- _Goal of the exercise_: Look through the entries and report how many lines include the word "অপশন". Give the number alone.

- _Record excerpts_:
==================================================
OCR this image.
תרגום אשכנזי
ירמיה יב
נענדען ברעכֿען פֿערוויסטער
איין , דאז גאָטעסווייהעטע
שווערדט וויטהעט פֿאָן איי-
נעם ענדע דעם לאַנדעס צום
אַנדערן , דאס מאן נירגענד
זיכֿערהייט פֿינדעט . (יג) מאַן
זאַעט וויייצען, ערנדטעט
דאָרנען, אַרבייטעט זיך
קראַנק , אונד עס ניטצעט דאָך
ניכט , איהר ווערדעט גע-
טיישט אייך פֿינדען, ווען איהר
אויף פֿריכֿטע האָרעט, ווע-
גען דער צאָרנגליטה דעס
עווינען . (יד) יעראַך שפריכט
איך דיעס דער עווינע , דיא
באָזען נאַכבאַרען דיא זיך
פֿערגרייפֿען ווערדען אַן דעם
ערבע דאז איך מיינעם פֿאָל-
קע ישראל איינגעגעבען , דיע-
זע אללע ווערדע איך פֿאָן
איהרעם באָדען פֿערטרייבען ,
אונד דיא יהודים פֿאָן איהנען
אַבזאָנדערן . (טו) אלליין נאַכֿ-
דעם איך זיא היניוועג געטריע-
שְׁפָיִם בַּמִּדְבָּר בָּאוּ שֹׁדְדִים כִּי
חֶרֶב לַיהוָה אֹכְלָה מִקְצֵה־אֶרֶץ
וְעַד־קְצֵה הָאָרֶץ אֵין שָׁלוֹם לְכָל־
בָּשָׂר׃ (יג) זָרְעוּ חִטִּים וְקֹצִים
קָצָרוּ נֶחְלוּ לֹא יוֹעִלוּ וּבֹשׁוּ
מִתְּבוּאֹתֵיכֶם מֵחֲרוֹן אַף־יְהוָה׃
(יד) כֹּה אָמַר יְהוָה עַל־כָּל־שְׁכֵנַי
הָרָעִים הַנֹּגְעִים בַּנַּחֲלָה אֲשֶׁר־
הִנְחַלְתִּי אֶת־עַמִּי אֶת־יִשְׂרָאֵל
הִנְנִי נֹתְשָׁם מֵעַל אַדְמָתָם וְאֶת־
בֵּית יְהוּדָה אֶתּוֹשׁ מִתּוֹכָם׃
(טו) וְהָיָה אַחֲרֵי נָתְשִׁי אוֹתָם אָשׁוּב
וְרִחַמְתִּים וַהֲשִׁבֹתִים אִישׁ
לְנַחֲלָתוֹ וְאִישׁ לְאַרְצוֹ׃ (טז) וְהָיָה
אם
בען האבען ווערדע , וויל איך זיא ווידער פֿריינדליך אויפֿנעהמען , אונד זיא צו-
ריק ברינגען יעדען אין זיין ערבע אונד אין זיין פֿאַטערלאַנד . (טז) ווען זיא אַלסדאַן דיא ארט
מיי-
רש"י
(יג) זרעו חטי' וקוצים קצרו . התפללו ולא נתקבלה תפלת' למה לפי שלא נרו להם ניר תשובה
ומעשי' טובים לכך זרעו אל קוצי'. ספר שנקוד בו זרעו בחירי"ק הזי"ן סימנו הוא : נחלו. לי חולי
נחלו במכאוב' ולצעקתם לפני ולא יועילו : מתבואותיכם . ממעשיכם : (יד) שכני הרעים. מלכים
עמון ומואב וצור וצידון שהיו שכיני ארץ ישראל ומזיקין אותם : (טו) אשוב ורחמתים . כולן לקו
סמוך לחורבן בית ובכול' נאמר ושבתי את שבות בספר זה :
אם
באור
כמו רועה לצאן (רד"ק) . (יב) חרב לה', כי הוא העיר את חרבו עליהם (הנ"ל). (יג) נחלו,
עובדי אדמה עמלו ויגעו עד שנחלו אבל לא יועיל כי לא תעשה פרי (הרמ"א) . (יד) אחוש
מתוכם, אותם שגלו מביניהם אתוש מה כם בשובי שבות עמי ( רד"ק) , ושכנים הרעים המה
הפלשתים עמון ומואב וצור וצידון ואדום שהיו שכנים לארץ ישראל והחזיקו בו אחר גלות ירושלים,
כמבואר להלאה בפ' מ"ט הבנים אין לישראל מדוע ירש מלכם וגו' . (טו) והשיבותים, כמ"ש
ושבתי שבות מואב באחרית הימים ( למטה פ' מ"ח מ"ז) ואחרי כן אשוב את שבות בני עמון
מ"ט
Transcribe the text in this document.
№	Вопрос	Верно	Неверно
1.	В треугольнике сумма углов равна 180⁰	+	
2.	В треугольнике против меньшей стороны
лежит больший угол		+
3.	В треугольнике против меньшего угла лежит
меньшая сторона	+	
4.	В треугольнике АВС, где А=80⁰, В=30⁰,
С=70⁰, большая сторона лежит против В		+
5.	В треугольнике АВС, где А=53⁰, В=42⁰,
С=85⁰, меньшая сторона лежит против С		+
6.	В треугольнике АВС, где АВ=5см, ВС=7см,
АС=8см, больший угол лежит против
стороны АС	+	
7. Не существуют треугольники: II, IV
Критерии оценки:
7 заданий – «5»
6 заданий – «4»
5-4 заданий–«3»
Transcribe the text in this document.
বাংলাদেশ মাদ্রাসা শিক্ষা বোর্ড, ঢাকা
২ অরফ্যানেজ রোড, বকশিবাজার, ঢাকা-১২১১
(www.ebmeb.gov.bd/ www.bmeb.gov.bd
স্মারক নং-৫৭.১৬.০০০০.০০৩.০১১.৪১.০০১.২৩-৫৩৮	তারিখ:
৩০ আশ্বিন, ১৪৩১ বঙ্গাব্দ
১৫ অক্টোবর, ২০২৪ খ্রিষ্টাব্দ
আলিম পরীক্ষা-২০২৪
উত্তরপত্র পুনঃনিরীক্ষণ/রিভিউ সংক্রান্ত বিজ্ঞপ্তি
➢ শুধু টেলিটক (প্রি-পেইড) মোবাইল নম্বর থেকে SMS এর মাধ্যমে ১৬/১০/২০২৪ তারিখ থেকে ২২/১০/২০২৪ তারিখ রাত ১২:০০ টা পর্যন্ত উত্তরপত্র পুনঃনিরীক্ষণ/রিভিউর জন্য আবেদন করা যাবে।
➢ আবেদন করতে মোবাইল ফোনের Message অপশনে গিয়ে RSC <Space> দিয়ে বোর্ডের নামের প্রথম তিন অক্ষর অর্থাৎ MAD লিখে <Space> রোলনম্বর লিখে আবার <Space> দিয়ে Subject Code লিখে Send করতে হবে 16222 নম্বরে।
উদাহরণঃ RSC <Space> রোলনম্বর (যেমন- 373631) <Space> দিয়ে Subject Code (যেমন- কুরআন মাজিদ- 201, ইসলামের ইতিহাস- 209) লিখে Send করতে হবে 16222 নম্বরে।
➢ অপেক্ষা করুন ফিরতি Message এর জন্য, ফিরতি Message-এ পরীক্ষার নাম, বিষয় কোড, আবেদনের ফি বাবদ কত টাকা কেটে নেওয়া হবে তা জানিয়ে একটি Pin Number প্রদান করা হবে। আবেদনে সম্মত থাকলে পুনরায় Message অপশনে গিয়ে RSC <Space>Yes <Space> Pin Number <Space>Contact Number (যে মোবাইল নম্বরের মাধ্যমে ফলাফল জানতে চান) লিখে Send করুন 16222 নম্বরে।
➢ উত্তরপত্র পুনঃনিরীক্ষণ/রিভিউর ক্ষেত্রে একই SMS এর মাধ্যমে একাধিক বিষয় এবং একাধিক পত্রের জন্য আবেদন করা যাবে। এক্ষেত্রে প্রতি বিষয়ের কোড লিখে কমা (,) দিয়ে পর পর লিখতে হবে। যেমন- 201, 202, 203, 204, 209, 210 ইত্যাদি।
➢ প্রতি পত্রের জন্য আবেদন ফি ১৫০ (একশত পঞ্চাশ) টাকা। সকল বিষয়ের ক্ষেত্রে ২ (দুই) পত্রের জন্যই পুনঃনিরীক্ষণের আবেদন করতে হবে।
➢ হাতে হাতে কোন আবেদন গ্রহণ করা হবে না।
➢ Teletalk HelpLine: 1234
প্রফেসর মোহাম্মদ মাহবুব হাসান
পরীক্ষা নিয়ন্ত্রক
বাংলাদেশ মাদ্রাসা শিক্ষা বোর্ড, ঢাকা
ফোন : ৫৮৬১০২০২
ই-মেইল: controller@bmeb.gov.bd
==================================================
- _Answer to this task_: 2